• WORK REQUIRED
Write out the material below word for word, starting with its very first line and going on through the line that contains "intro-paragraph-2: Apabila suatu", with both of those lines included.

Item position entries
»»

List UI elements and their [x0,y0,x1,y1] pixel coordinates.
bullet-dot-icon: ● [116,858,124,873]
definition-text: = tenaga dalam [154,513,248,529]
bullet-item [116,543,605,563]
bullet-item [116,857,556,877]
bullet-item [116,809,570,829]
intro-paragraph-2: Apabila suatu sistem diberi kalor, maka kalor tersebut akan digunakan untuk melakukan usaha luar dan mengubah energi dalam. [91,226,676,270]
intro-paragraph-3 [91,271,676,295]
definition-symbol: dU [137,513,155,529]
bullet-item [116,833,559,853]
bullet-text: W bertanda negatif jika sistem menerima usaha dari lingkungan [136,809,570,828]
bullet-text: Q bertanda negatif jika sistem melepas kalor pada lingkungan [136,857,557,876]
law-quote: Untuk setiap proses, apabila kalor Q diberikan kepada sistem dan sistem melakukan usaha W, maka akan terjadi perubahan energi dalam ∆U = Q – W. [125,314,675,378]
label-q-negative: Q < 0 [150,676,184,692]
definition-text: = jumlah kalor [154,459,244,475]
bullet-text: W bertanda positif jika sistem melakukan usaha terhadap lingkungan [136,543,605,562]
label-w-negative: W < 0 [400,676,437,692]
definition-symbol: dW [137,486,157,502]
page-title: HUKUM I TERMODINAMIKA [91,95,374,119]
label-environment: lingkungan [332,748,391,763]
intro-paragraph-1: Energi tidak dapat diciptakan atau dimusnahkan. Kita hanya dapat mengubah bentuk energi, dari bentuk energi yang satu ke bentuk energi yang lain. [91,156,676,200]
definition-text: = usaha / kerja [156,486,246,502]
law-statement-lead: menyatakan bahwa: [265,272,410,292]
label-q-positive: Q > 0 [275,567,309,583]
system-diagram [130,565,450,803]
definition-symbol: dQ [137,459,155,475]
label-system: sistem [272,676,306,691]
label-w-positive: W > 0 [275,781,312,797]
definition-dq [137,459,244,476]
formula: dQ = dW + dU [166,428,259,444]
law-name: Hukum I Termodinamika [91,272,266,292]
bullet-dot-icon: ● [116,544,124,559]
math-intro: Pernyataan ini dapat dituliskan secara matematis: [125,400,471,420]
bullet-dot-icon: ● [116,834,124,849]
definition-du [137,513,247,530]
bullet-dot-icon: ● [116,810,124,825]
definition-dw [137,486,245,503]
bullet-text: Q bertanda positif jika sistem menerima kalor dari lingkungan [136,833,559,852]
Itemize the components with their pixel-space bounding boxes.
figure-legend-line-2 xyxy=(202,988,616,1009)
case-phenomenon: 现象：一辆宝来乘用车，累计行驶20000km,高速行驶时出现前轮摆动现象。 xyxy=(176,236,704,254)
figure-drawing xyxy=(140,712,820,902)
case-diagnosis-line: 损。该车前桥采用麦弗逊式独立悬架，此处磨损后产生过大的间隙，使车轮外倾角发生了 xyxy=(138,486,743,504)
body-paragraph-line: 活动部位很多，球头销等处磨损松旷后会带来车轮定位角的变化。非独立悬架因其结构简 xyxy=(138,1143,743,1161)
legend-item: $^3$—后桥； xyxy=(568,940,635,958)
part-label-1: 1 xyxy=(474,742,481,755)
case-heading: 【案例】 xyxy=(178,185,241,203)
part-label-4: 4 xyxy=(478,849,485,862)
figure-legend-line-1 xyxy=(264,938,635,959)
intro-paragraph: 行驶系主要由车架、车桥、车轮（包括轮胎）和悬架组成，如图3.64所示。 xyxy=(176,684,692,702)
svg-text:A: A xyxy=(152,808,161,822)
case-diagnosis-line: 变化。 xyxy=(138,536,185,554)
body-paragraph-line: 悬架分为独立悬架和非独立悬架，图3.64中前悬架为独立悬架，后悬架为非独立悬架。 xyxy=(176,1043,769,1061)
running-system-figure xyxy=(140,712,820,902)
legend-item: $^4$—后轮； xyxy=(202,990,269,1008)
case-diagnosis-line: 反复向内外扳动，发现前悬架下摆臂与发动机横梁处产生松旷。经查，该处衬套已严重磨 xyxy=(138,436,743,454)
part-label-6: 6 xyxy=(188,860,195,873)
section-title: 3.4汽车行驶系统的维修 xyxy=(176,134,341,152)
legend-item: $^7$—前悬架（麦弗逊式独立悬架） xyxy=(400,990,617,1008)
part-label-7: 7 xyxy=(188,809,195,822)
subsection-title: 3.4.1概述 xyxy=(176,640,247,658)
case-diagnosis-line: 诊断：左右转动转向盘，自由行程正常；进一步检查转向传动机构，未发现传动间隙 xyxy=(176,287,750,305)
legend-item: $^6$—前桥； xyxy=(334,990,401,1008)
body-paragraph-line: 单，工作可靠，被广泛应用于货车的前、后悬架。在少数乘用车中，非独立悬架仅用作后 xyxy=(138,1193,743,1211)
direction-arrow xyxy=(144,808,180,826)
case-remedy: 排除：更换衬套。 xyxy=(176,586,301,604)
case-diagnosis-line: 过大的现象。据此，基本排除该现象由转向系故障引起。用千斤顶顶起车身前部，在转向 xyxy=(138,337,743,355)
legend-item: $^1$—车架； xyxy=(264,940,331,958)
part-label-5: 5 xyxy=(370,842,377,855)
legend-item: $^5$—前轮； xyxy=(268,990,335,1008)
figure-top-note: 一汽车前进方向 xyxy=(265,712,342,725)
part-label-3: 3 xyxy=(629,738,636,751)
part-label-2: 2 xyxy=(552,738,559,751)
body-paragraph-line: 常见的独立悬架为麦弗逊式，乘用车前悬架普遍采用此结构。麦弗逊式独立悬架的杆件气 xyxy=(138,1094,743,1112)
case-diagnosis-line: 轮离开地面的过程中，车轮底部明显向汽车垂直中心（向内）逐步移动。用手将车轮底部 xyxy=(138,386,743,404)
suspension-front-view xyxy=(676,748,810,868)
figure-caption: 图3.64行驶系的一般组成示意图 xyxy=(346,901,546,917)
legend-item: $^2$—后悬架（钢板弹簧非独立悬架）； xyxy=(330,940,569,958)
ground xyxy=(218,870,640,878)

««

• IN RESPONSE
List UI elements and their [x0,y0,x1,y1] pixel coordinates.
bullet-dot-icon: ● [116,858,124,873]
definition-text: = tenaga dalam [154,513,248,529]
bullet-item [116,543,605,563]
bullet-item [116,857,556,877]
bullet-item [116,809,570,829]
intro-paragraph-2: Apabila suatu sistem diberi kalor, maka kalor tersebut akan digunakan untuk melakukan usaha luar dan mengubah energi dalam. [91,226,676,270]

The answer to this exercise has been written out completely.